» EXERCISE PROMPT: Lines that include the word "values" are the ones to copy.

Records about charts and figures
+ + + +

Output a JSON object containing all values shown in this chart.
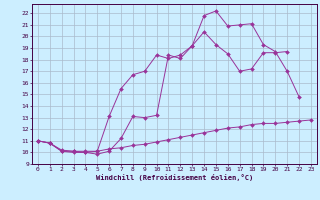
{
  "xlabel": "Windchill (Refroidissement éolien,°C)",
  "background_color": "#cceeff",
  "grid_color": "#aabbcc",
  "line_color": "#993399",
  "xlim": [
    -0.5,
    23.5
  ],
  "ylim": [
    9.0,
    22.8
  ],
  "yticks": [
    9,
    10,
    11,
    12,
    13,
    14,
    15,
    16,
    17,
    18,
    19,
    20,
    21,
    22
  ],
  "xticks": [
    0,
    1,
    2,
    3,
    4,
    5,
    6,
    7,
    8,
    9,
    10,
    11,
    12,
    13,
    14,
    15,
    16,
    17,
    18,
    19,
    20,
    21,
    22,
    23
  ],
  "line1_x": [
    0,
    1,
    2,
    3,
    4,
    5,
    6,
    7,
    8,
    9,
    10,
    11,
    12,
    13,
    14,
    15,
    16,
    17,
    18,
    19,
    20,
    21,
    22
  ],
  "line1_y": [
    11.0,
    10.8,
    10.1,
    10.1,
    10.0,
    9.85,
    10.1,
    11.2,
    13.1,
    13.0,
    13.2,
    18.4,
    18.1,
    19.2,
    21.8,
    22.2,
    20.9,
    21.0,
    21.1,
    19.3,
    18.7,
    17.0,
    14.8
  ],
  "line2_x": [
    0,
    1,
    2,
    3,
    4,
    5,
    6,
    7,
    8,
    9,
    10,
    11,
    12,
    13,
    14,
    15,
    16,
    17,
    18,
    19,
    20,
    21
  ],
  "line2_y": [
    11.0,
    10.8,
    10.1,
    10.0,
    10.0,
    10.1,
    13.1,
    15.5,
    16.7,
    17.0,
    18.4,
    18.1,
    18.4,
    19.2,
    20.4,
    19.3,
    18.5,
    17.0,
    17.2,
    18.6,
    18.6,
    18.7
  ],
  "line3_x": [
    0,
    1,
    2,
    3,
    4,
    5,
    6,
    7,
    8,
    9,
    10,
    11,
    12,
    13,
    14,
    15,
    16,
    17,
    18,
    19,
    20,
    21,
    22,
    23
  ],
  "line3_y": [
    11.0,
    10.8,
    10.2,
    10.1,
    10.1,
    10.1,
    10.3,
    10.4,
    10.6,
    10.7,
    10.9,
    11.1,
    11.3,
    11.5,
    11.7,
    11.9,
    12.1,
    12.2,
    12.4,
    12.5,
    12.5,
    12.6,
    12.7,
    12.8
  ]
}
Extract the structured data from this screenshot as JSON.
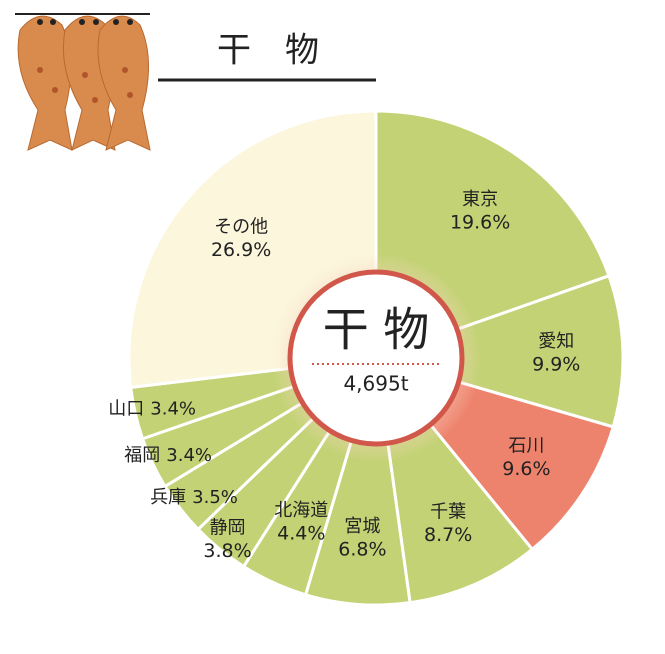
{
  "chart_data": {
    "type": "donut",
    "title": "干　物",
    "center_title": "干 物",
    "center_subtitle": "4,695t",
    "categories": [
      "東京",
      "愛知",
      "石川",
      "千葉",
      "宮城",
      "北海道",
      "静岡",
      "兵庫",
      "福岡",
      "山口",
      "その他"
    ],
    "values": [
      19.6,
      9.9,
      9.6,
      8.7,
      6.8,
      4.4,
      3.8,
      3.5,
      3.4,
      3.4,
      26.9
    ],
    "value_labels": [
      "19.6%",
      "9.9%",
      "9.6%",
      "8.7%",
      "6.8%",
      "4.4%",
      "3.8%",
      "3.5%",
      "3.4%",
      "3.4%",
      "26.9%"
    ],
    "colors": [
      "#c3d274",
      "#c3d274",
      "#ee836d",
      "#c3d274",
      "#c3d274",
      "#c3d274",
      "#c3d274",
      "#c3d274",
      "#c3d274",
      "#c3d274",
      "#fbf6dc"
    ]
  }
}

+ + + +

» REPLY:
Output a JSON object containing all values shown in this chart.
    "values": [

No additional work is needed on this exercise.